Your task — Copy every line that contains the string "mjesta" from the entries below.

Records provided —
.....
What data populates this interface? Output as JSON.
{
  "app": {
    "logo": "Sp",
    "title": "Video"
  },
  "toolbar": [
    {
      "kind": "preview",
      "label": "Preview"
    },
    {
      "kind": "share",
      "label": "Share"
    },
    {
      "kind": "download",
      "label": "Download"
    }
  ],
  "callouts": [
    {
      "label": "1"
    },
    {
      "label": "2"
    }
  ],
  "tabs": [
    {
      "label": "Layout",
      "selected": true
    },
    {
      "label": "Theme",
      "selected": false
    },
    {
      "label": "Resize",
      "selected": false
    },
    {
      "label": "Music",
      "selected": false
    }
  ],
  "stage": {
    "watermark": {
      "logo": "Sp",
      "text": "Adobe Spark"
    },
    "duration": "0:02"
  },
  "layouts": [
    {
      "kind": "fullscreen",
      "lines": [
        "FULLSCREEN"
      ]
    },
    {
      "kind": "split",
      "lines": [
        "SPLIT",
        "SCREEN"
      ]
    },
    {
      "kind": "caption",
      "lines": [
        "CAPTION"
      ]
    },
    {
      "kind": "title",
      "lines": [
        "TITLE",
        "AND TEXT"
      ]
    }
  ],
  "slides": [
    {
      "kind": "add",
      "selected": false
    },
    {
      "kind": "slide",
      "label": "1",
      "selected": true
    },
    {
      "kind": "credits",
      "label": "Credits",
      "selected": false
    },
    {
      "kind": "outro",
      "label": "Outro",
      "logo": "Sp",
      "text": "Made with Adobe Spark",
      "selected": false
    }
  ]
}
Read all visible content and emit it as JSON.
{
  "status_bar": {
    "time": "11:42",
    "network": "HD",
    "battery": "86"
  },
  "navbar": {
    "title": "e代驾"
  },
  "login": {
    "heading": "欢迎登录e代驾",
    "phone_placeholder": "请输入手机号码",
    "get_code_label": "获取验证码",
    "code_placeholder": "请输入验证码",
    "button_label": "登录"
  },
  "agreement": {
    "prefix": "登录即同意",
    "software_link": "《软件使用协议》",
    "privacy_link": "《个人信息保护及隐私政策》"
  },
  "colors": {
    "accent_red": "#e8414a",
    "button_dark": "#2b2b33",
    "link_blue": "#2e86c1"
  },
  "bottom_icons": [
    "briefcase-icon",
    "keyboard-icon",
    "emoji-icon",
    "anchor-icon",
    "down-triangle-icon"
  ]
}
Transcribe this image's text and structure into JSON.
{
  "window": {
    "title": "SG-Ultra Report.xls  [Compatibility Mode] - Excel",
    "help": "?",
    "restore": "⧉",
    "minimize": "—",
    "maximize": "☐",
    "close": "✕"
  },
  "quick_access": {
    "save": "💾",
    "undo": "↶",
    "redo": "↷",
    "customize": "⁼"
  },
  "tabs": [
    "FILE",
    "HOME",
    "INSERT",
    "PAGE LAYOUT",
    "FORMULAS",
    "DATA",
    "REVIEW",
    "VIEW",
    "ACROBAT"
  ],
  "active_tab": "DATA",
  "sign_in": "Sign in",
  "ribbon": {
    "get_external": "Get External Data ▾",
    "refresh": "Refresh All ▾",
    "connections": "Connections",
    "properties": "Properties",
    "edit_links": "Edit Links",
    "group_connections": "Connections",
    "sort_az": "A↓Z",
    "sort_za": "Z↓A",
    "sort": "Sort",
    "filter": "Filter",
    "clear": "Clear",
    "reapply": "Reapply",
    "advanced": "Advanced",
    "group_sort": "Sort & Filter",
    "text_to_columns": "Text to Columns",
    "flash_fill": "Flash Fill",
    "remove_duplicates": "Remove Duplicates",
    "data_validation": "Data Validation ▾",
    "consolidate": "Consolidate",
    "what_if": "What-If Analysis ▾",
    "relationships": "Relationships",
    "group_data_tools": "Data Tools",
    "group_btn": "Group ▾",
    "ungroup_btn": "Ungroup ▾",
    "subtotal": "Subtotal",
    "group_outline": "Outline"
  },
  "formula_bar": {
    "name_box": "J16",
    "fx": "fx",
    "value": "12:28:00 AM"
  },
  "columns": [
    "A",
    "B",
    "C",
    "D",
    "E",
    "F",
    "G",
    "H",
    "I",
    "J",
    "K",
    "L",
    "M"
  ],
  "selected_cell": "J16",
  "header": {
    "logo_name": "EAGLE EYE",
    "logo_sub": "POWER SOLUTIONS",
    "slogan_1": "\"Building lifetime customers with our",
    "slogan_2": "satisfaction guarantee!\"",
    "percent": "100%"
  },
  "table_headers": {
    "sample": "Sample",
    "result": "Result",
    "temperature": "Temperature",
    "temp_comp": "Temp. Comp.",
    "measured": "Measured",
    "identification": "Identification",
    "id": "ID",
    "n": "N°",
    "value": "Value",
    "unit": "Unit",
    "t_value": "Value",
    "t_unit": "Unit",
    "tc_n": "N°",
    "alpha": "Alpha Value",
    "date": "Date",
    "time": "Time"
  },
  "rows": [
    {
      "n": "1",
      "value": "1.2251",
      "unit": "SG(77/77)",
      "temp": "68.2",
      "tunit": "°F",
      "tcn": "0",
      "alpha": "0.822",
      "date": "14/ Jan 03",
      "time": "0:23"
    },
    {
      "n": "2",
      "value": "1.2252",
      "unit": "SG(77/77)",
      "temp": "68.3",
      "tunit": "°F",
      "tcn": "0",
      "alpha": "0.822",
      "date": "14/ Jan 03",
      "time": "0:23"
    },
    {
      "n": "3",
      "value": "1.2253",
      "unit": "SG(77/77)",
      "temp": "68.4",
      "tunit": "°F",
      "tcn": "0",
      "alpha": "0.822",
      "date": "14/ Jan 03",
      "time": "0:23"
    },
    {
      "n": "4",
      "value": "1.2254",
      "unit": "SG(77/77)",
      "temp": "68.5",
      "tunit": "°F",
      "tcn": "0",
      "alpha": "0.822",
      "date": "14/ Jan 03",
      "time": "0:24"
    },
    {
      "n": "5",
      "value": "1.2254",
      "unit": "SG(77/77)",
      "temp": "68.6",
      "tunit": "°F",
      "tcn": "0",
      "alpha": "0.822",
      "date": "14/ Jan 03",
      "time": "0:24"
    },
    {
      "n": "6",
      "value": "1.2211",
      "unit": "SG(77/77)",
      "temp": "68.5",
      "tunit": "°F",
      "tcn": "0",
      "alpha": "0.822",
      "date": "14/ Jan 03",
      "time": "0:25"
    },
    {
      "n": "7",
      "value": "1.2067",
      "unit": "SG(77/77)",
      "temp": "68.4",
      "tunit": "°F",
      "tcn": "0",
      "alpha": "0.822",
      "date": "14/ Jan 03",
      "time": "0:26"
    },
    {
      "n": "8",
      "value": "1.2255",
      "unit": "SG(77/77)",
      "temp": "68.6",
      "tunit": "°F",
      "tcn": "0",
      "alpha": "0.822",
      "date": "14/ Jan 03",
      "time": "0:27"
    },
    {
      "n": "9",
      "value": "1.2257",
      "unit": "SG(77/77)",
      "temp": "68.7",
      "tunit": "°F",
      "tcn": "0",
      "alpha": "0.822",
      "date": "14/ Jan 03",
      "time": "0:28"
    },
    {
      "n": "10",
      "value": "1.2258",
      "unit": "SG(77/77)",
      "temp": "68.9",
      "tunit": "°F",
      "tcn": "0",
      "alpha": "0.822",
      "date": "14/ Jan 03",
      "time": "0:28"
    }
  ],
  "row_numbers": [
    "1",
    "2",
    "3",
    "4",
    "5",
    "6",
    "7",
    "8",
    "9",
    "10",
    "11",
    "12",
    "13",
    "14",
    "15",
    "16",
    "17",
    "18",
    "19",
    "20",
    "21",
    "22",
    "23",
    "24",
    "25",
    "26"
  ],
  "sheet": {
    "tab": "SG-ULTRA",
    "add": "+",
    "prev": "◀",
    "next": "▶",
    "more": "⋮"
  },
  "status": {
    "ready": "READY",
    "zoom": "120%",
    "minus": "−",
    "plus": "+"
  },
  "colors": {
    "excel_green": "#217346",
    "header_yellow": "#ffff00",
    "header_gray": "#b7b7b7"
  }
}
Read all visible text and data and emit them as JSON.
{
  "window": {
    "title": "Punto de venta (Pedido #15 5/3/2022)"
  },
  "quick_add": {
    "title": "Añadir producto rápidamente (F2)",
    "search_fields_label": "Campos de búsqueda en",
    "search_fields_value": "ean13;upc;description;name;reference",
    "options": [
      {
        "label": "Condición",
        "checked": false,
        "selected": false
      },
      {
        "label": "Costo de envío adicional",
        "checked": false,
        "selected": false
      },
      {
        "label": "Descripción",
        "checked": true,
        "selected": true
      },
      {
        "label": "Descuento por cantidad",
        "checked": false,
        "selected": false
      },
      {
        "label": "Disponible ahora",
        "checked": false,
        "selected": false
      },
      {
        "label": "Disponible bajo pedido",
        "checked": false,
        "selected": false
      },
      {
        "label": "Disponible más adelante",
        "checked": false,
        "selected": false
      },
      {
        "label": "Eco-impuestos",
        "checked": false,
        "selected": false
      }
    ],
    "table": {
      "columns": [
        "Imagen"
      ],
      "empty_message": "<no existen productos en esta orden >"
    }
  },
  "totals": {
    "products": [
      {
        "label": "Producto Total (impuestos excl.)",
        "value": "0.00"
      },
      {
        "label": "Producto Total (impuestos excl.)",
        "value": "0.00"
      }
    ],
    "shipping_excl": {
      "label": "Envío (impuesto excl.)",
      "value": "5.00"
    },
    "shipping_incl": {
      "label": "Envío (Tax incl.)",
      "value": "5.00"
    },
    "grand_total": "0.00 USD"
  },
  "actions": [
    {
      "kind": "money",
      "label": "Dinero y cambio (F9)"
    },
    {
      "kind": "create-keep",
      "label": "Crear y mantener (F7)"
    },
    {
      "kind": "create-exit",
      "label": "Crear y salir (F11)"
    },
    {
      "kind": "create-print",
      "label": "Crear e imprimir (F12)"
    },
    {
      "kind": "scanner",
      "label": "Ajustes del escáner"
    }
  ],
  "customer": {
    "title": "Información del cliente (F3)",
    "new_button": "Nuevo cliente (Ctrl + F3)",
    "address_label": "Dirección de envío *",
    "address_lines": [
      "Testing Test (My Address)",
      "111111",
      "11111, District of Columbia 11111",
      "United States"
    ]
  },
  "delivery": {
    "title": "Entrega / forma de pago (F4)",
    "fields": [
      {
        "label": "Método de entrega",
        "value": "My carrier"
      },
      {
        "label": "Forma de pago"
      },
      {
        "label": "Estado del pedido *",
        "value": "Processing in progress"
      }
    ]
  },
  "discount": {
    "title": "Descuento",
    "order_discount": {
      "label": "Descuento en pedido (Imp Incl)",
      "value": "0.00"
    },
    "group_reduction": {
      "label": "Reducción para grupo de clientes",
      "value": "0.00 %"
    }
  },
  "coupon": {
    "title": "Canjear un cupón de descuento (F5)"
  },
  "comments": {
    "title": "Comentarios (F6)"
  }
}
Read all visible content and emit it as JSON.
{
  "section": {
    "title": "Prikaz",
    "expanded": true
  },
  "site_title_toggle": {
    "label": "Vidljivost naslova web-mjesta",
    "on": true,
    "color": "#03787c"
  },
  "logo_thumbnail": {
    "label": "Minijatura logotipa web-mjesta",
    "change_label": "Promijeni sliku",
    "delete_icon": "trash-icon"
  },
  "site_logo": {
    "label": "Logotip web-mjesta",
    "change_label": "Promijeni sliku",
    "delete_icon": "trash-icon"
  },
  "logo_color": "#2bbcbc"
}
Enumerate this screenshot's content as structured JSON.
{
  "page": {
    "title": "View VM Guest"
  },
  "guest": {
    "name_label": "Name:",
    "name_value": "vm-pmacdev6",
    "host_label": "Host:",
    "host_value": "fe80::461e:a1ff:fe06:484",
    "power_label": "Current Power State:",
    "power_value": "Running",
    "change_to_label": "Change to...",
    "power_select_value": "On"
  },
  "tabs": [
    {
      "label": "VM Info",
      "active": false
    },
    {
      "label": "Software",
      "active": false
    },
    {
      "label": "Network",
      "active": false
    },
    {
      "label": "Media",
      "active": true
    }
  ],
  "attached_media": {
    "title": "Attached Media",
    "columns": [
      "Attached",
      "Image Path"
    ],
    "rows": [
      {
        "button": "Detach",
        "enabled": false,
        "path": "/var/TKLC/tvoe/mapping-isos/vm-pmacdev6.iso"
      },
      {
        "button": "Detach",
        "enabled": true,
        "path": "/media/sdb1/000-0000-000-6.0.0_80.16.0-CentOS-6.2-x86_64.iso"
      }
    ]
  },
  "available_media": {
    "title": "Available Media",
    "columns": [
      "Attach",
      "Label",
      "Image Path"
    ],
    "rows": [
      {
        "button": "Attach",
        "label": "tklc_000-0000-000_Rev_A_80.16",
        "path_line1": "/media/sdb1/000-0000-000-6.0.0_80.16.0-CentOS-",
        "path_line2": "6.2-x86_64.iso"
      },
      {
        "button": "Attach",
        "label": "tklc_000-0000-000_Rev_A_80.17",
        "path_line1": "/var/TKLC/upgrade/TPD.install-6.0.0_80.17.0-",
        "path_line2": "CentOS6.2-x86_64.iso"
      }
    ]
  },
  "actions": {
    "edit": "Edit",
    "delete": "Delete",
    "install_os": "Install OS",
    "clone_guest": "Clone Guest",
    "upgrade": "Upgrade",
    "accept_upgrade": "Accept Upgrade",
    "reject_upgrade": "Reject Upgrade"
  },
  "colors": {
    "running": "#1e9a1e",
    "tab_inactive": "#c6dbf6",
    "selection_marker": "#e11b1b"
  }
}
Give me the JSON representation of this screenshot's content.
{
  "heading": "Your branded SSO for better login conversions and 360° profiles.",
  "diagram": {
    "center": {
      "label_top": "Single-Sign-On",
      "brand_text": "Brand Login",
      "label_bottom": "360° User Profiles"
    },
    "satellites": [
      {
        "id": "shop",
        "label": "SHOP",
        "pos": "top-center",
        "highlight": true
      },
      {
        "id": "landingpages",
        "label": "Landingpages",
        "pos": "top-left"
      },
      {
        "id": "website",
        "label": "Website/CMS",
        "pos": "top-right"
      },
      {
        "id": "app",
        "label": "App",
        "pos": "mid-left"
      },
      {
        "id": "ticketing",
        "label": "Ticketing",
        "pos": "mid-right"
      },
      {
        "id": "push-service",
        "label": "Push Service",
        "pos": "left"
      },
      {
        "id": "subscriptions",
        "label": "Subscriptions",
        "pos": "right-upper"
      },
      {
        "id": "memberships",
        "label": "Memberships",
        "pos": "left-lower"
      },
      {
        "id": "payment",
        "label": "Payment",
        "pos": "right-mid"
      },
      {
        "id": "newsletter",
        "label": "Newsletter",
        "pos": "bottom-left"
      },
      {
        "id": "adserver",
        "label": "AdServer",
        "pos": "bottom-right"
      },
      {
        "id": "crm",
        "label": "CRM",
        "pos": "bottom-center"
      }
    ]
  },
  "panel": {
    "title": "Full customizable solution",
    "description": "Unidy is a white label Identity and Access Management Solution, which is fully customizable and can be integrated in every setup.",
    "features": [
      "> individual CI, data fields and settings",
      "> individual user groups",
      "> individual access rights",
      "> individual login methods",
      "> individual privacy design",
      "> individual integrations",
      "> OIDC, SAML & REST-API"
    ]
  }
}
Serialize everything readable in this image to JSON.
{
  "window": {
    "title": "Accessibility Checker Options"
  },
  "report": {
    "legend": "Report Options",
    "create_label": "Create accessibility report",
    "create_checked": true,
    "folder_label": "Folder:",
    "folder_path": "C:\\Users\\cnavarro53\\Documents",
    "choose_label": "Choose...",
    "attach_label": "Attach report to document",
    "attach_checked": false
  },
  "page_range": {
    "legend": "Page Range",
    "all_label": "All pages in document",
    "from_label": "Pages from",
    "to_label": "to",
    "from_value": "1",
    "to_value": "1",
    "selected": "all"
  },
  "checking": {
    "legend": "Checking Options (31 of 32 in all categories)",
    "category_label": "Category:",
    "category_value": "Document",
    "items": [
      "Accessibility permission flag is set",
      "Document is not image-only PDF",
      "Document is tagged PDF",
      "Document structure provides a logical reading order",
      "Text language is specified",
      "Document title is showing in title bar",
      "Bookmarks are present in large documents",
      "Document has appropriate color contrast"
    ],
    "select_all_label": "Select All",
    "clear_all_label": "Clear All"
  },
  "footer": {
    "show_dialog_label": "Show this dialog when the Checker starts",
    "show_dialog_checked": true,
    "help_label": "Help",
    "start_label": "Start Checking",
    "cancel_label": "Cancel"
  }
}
.....
Task response —
    "label": "Vidljivost naslova web-mjesta",
    "label": "Minijatura logotipa web-mjesta",
    "label": "Logotip web-mjesta",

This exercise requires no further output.